= TO DO =
Read the data and repeat all of it exactly.

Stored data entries
━━━━━━━━━━━━━━━━
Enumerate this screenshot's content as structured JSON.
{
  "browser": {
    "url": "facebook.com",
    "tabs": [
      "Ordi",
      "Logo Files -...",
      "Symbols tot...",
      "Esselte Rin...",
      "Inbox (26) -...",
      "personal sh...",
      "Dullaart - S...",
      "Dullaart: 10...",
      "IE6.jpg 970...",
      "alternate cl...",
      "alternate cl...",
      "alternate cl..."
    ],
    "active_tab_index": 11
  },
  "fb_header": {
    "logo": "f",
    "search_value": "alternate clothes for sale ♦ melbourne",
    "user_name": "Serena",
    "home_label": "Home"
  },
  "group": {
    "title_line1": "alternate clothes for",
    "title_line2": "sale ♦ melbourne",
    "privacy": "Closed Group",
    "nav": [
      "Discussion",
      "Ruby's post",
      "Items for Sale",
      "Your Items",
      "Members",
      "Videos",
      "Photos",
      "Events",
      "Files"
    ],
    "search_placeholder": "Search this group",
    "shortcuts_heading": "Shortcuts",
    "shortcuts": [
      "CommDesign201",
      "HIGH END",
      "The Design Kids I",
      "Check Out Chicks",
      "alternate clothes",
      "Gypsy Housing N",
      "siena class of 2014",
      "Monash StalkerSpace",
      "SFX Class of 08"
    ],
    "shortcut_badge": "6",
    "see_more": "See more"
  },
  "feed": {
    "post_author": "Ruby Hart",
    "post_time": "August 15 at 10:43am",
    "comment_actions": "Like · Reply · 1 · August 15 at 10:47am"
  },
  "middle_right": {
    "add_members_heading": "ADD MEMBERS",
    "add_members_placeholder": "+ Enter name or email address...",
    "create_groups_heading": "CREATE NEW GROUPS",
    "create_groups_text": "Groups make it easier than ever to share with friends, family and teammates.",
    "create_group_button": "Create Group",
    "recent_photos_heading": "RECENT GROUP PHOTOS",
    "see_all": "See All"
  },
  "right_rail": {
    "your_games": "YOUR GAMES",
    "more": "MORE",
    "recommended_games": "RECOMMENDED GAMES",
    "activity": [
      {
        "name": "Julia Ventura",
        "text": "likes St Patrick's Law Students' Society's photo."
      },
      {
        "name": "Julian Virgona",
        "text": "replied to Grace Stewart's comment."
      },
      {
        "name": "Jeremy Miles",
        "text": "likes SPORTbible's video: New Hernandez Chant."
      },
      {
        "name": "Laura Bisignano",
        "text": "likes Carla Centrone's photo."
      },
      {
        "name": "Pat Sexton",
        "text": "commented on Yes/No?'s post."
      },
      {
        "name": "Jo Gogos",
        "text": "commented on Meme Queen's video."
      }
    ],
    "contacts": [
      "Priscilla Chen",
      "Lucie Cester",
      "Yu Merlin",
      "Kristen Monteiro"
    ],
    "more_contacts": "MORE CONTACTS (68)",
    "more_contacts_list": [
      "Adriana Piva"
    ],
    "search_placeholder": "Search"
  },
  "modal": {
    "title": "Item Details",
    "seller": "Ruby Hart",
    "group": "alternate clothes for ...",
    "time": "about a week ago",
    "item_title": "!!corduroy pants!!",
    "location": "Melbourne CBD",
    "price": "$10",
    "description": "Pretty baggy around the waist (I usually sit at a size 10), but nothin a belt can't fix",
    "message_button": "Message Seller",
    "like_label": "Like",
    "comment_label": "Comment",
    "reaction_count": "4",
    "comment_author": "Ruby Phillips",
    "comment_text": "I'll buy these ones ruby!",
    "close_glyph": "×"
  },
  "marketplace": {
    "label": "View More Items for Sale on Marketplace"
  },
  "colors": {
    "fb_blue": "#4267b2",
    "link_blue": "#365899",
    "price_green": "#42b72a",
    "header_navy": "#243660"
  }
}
━━━━━━━━━━━━━━━━
= ANSWER BELOW =
Enumerate this screenshot's content as structured JSON.
{
  "browser": {
    "url": "facebook.com",
    "tabs": [
      "Ordi",
      "Logo Files -...",
      "Symbols tot...",
      "Esselte Rin...",
      "Inbox (26) -...",
      "personal sh...",
      "Dullaart - S...",
      "Dullaart: 10...",
      "IE6.jpg 970...",
      "alternate cl...",
      "alternate cl...",
      "alternate cl..."
    ],
    "active_tab_index": 11
  },
  "fb_header": {
    "logo": "f",
    "search_value": "alternate clothes for sale ♦ melbourne",
    "user_name": "Serena",
    "home_label": "Home"
  },
  "group": {
    "title_line1": "alternate clothes for",
    "title_line2": "sale ♦ melbourne",
    "privacy": "Closed Group",
    "nav": [
      "Discussion",
      "Ruby's post",
      "Items for Sale",
      "Your Items",
      "Members",
      "Videos",
      "Photos",
      "Events",
      "Files"
    ],
    "search_placeholder": "Search this group",
    "shortcuts_heading": "Shortcuts",
    "shortcuts": [
      "CommDesign201",
      "HIGH END",
      "The Design Kids I",
      "Check Out Chicks",
      "alternate clothes",
      "Gypsy Housing N",
      "siena class of 2014",
      "Monash StalkerSpace",
      "SFX Class of 08"
    ],
    "shortcut_badge": "6",
    "see_more": "See more"
  },
  "feed": {
    "post_author": "Ruby Hart",
    "post_time": "August 15 at 10:43am",
    "comment_actions": "Like · Reply · 1 · August 15 at 10:47am"
  },
  "middle_right": {
    "add_members_heading": "ADD MEMBERS",
    "add_members_placeholder": "+ Enter name or email address...",
    "create_groups_heading": "CREATE NEW GROUPS",
    "create_groups_text": "Groups make it easier than ever to share with friends, family and teammates.",
    "create_group_button": "Create Group",
    "recent_photos_heading": "RECENT GROUP PHOTOS",
    "see_all": "See All"
  },
  "right_rail": {
    "your_games": "YOUR GAMES",
    "more": "MORE",
    "recommended_games": "RECOMMENDED GAMES",
    "activity": [
      {
        "name": "Julia Ventura",
        "text": "likes St Patrick's Law Students' Society's photo."
      },
      {
        "name": "Julian Virgona",
        "text": "replied to Grace Stewart's comment."
      },
      {
        "name": "Jeremy Miles",
        "text": "likes SPORTbible's video: New Hernandez Chant."
      },
      {
        "name": "Laura Bisignano",
        "text": "likes Carla Centrone's photo."
      },
      {
        "name": "Pat Sexton",
        "text": "commented on Yes/No?'s post."
      },
      {
        "name": "Jo Gogos",
        "text": "commented on Meme Queen's video."
      }
    ],
    "contacts": [
      "Priscilla Chen",
      "Lucie Cester",
      "Yu Merlin",
      "Kristen Monteiro"
    ],
    "more_contacts": "MORE CONTACTS (68)",
    "more_contacts_list": [
      "Adriana Piva"
    ],
    "search_placeholder": "Search"
  },
  "modal": {
    "title": "Item Details",
    "seller": "Ruby Hart",
    "group": "alternate clothes for ...",
    "time": "about a week ago",
    "item_title": "!!corduroy pants!!",
    "location": "Melbourne CBD",
    "price": "$10",
    "description": "Pretty baggy around the waist (I usually sit at a size 10), but nothin a belt can't fix",
    "message_button": "Message Seller",
    "like_label": "Like",
    "comment_label": "Comment",
    "reaction_count": "4",
    "comment_author": "Ruby Phillips",
    "comment_text": "I'll buy these ones ruby!",
    "close_glyph": "×"
  },
  "marketplace": {
    "label": "View More Items for Sale on Marketplace"
  },
  "colors": {
    "fb_blue": "#4267b2",
    "link_blue": "#365899",
    "price_green": "#42b72a",
    "header_navy": "#243660"
  }
}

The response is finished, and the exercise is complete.